**WHAT TO PRODUCE**
Determine the count of lines holding the string "Linear". Return only the number.
+===+
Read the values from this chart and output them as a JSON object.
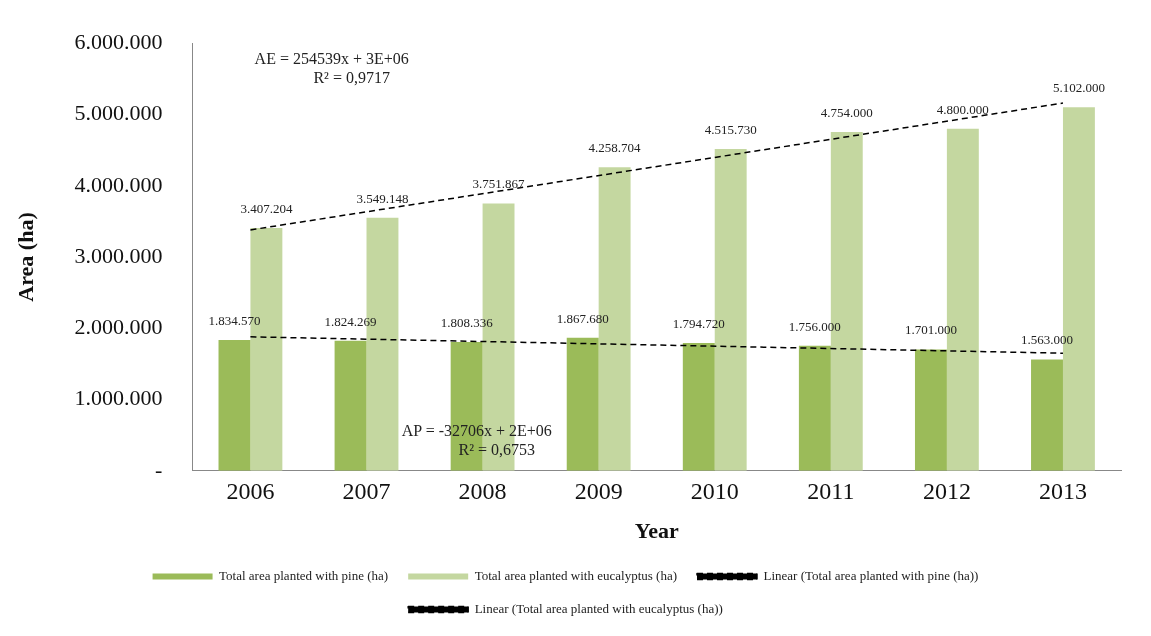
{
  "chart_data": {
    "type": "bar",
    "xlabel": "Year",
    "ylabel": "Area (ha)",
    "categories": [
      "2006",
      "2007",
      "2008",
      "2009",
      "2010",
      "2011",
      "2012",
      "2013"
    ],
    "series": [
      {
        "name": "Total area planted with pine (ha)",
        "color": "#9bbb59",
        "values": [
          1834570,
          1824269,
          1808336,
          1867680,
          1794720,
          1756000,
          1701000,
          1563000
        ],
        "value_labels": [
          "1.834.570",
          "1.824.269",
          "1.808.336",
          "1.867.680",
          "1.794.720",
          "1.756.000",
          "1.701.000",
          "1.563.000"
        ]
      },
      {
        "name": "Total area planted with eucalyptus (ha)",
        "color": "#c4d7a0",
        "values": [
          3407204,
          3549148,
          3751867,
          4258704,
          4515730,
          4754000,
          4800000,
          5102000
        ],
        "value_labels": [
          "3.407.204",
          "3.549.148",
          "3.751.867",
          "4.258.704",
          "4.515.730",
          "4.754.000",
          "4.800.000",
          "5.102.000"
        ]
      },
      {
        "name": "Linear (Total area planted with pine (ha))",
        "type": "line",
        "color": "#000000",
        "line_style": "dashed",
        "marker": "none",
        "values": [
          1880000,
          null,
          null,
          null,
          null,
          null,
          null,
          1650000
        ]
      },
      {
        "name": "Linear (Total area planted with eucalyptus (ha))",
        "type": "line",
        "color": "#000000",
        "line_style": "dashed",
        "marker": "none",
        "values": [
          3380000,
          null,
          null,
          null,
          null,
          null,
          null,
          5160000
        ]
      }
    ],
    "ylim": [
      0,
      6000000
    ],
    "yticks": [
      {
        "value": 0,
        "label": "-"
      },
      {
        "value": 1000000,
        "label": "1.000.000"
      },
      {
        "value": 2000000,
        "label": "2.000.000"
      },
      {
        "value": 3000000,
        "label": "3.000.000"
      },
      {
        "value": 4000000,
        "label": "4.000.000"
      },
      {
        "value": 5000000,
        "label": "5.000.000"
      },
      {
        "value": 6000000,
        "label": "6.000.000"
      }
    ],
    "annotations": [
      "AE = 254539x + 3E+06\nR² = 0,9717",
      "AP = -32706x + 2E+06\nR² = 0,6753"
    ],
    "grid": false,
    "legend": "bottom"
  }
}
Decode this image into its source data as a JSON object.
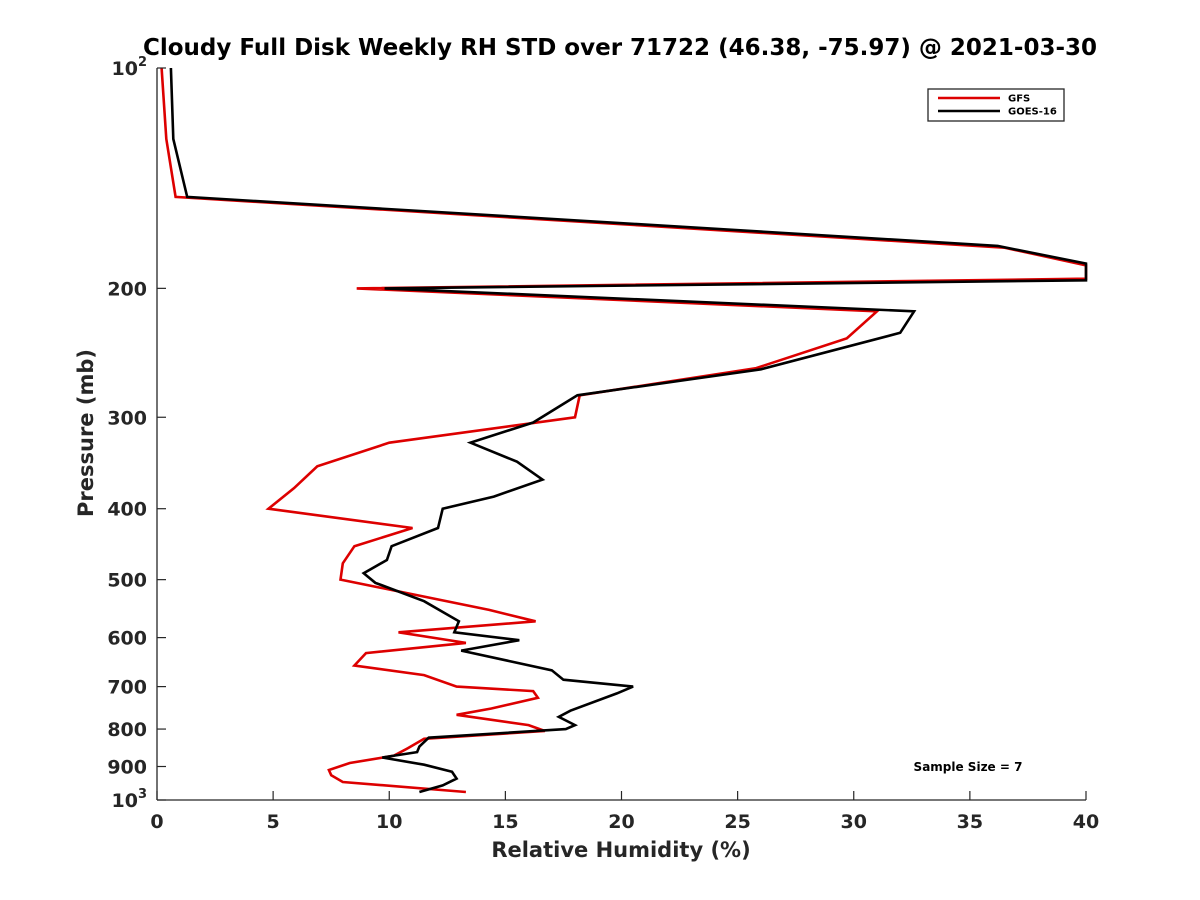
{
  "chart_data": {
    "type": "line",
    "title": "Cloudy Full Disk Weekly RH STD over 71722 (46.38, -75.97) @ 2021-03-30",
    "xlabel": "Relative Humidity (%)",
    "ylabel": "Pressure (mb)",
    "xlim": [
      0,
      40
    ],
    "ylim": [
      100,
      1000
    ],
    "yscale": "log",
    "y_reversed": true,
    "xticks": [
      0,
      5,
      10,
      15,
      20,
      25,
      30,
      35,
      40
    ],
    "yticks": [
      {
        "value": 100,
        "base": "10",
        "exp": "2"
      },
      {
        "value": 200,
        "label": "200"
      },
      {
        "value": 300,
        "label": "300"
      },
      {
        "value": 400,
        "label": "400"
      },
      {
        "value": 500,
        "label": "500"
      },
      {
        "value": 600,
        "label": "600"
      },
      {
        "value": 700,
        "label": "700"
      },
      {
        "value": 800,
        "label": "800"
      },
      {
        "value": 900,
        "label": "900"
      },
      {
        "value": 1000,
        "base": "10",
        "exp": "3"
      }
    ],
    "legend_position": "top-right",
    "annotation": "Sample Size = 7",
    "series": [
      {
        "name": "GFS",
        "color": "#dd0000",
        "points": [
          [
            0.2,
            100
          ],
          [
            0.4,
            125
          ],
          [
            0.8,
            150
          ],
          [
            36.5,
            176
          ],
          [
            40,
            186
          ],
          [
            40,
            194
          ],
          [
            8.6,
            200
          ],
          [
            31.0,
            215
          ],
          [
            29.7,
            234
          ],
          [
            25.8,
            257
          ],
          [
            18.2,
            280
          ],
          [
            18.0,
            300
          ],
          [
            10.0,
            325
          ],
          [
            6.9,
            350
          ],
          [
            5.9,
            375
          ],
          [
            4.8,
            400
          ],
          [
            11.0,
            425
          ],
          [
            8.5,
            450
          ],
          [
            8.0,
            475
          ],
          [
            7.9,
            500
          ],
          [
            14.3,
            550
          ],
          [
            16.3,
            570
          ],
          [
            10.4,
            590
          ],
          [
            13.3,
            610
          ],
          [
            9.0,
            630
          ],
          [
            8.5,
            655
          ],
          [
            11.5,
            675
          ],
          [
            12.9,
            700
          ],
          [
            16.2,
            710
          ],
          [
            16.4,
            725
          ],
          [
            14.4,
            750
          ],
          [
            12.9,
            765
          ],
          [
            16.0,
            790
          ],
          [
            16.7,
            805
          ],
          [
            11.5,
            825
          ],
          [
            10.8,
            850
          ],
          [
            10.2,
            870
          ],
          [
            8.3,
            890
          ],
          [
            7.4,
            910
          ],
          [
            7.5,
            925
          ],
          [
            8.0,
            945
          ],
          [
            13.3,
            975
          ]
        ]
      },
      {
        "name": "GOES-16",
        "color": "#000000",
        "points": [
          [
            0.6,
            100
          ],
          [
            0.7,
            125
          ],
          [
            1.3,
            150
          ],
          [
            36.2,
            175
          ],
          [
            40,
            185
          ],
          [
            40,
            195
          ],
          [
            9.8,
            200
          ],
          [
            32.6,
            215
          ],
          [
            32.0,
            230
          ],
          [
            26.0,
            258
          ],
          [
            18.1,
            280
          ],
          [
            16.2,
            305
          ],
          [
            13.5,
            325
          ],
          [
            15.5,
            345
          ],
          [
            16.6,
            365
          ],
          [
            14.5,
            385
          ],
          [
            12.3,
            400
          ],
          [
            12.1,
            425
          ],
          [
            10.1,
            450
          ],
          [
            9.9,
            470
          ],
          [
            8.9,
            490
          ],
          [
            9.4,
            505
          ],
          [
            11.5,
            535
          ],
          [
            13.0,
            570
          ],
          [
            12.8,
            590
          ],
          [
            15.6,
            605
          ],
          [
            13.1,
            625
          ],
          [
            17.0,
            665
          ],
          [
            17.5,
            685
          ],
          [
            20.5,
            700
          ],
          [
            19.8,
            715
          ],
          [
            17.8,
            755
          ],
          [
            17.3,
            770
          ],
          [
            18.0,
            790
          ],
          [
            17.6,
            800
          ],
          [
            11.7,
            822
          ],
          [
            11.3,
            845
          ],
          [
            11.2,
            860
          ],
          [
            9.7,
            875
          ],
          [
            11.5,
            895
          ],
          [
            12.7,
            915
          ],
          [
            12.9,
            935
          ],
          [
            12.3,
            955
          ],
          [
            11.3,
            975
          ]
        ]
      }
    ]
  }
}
+===+
**SOLUTION BELOW**
2